Data for processing:
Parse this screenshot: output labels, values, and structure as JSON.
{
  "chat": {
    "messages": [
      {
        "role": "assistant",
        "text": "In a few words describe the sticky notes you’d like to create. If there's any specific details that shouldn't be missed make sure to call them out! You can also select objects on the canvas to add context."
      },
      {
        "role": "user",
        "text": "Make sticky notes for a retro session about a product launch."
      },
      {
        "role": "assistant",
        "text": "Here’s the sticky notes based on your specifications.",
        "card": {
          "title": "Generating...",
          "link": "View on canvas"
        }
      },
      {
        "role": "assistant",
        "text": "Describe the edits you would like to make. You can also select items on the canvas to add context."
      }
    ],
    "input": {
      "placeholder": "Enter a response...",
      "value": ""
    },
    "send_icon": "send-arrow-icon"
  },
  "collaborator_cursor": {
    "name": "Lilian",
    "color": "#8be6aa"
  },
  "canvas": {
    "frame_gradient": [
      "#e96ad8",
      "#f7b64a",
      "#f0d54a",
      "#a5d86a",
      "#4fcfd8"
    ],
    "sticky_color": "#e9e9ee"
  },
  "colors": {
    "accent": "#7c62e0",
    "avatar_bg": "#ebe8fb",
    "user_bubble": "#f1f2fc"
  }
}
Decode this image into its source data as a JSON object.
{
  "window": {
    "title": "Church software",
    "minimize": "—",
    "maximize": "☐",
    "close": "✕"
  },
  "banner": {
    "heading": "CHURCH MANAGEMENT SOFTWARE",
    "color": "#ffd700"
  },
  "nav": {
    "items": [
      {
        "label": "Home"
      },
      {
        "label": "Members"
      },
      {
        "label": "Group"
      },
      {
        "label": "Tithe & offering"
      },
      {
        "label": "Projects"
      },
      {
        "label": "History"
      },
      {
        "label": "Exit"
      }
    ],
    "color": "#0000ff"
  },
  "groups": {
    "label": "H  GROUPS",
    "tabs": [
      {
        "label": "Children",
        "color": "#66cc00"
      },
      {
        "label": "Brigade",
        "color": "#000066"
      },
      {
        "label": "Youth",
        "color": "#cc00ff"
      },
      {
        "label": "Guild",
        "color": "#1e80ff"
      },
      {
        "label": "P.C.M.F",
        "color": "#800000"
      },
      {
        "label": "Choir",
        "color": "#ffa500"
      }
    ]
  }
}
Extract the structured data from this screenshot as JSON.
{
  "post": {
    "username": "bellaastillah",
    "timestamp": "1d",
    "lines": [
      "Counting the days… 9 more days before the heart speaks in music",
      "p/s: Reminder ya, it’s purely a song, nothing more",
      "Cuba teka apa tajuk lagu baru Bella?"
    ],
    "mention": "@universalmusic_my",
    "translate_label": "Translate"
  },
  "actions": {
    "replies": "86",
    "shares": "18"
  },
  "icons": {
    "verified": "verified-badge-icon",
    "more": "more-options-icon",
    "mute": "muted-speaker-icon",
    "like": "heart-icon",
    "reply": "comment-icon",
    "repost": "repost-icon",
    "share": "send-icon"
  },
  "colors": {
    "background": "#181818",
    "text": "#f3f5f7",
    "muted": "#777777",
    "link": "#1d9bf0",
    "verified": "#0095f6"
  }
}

Work to be completed: Retype each record exactly, leaving nothing out.

Written solution:
Parse this screenshot: output labels, values, and structure as JSON.
{
  "chat": {
    "messages": [
      {
        "role": "assistant",
        "text": "In a few words describe the sticky notes you’d like to create. If there's any specific details that shouldn't be missed make sure to call them out! You can also select objects on the canvas to add context."
      },
      {
        "role": "user",
        "text": "Make sticky notes for a retro session about a product launch."
      },
      {
        "role": "assistant",
        "text": "Here’s the sticky notes based on your specifications.",
        "card": {
          "title": "Generating...",
          "link": "View on canvas"
        }
      },
      {
        "role": "assistant",
        "text": "Describe the edits you would like to make. You can also select items on the canvas to add context."
      }
    ],
    "input": {
      "placeholder": "Enter a response...",
      "value": ""
    },
    "send_icon": "send-arrow-icon"
  },
  "collaborator_cursor": {
    "name": "Lilian",
    "color": "#8be6aa"
  },
  "canvas": {
    "frame_gradient": [
      "#e96ad8",
      "#f7b64a",
      "#f0d54a",
      "#a5d86a",
      "#4fcfd8"
    ],
    "sticky_color": "#e9e9ee"
  },
  "colors": {
    "accent": "#7c62e0",
    "avatar_bg": "#ebe8fb",
    "user_bubble": "#f1f2fc"
  }
}
Decode this image into its source data as a JSON object.
{
  "window": {
    "title": "Church software",
    "minimize": "—",
    "maximize": "☐",
    "close": "✕"
  },
  "banner": {
    "heading": "CHURCH MANAGEMENT SOFTWARE",
    "color": "#ffd700"
  },
  "nav": {
    "items": [
      {
        "label": "Home"
      },
      {
        "label": "Members"
      },
      {
        "label": "Group"
      },
      {
        "label": "Tithe & offering"
      },
      {
        "label": "Projects"
      },
      {
        "label": "History"
      },
      {
        "label": "Exit"
      }
    ],
    "color": "#0000ff"
  },
  "groups": {
    "label": "H  GROUPS",
    "tabs": [
      {
        "label": "Children",
        "color": "#66cc00"
      },
      {
        "label": "Brigade",
        "color": "#000066"
      },
      {
        "label": "Youth",
        "color": "#cc00ff"
      },
      {
        "label": "Guild",
        "color": "#1e80ff"
      },
      {
        "label": "P.C.M.F",
        "color": "#800000"
      },
      {
        "label": "Choir",
        "color": "#ffa500"
      }
    ]
  }
}
Extract the structured data from this screenshot as JSON.
{
  "post": {
    "username": "bellaastillah",
    "timestamp": "1d",
    "lines": [
      "Counting the days… 9 more days before the heart speaks in music",
      "p/s: Reminder ya, it’s purely a song, nothing more",
      "Cuba teka apa tajuk lagu baru Bella?"
    ],
    "mention": "@universalmusic_my",
    "translate_label": "Translate"
  },
  "actions": {
    "replies": "86",
    "shares": "18"
  },
  "icons": {
    "verified": "verified-badge-icon",
    "more": "more-options-icon",
    "mute": "muted-speaker-icon",
    "like": "heart-icon",
    "reply": "comment-icon",
    "repost": "repost-icon",
    "share": "send-icon"
  },
  "colors": {
    "background": "#181818",
    "text": "#f3f5f7",
    "muted": "#777777",
    "link": "#1d9bf0",
    "verified": "#0095f6"
  }
}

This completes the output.